▶ _Page excerpt_:
※ ※ ※
Objective: To evaluate serum beta-2 microglobulin (β-2M) and other prognostic indicators in previously untreated low-grade lymphoma.
Design: Cohort study of 80 patients with uniformly treated low-grade lymphoma, followed for a median of 21 months. These 80 patients, all of whom had serum /3-2M drawn within 2 weeks before starting therapy, were derived from a cohort of 119 previously untreated patients entered into one of three clinical trials.
Setting: Tertiary referral cancer center.
Patients: Eighty previously untreated stage I to IV patients (mean age, 55 years).
Intervention: Treatment was given according to Ann Arbor stage: Patients in stage IV were treated with CHOP-bleomycin and maintained on interferon therapy; those in stage III received CHOP-bleomycin and radiotherapy; and those in stages I and II received COP-bleomycin and radiotherapy.
Measurements: Outcome was determined by assessing complete remission rate and time to treatment failure. Univariate and multivariate analyses were used.
※ ※ ※
▶ _Given entries_:
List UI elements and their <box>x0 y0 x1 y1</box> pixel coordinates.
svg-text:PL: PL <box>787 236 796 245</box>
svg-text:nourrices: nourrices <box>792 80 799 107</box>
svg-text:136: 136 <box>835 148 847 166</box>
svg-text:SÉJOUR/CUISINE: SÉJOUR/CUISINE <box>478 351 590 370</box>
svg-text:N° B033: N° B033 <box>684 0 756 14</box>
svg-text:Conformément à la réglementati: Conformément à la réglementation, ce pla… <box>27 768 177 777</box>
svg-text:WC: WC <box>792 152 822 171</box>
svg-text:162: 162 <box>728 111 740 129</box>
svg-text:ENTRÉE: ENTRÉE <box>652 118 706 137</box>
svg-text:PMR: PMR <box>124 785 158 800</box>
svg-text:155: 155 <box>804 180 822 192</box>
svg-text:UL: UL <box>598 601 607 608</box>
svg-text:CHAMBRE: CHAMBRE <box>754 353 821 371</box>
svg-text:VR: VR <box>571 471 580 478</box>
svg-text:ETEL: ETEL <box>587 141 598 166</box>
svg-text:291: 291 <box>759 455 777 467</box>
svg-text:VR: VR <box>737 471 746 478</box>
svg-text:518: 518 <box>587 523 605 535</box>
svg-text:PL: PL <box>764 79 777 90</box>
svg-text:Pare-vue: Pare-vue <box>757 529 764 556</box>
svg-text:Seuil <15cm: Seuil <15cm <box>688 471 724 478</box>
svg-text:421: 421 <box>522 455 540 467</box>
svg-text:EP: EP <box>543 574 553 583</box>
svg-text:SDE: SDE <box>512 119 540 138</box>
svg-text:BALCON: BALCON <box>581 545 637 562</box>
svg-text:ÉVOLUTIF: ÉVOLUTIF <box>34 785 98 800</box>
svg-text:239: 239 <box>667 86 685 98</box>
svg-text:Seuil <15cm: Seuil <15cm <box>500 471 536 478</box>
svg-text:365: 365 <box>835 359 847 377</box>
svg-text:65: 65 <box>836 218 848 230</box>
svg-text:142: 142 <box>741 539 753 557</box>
※ ※ ※
▶ _Task instructions_:
A – In the lymphoma study abstract, what treatment did patients in stage III receive?
B – Pick up the lymphoma study abstract right after its last line and keep writing it.

▶ _Responses per task_:
A – CHOP-bleomycin and radiotherapy.

B –
Results: The complete remission rate for patients with a β-2M level of 3. 0 mg/L or greater was 36% compared with 71% for those with a level of less than 3.0 mg/L. Using multivariate analysis that tested /3-2M as a continuous variable, it was selected as the most significant factor for complete response. The adjusted odds ratio was 0.285 (95% CI, 0.101 to 0.809). The Ann Arbor stage had marginal significance (adjusted odds ratio, 0.435; CI, 0.150 to 1.263). For time to treatment failure, β-2M was the only variable retained in the multivariate model. At 42 months, no patient with a β-2M level of 3.0 mg/L or greater was projected to be in remission as compared with 85% of patients with a β-2M level of less than 3.0 mg/L.
Conclusions: The serum β-2M level is a good predictor of complete response and time to treatment failure. A larger number of patients should be studied to clarify the role of other potentially independent variables such as stage and age.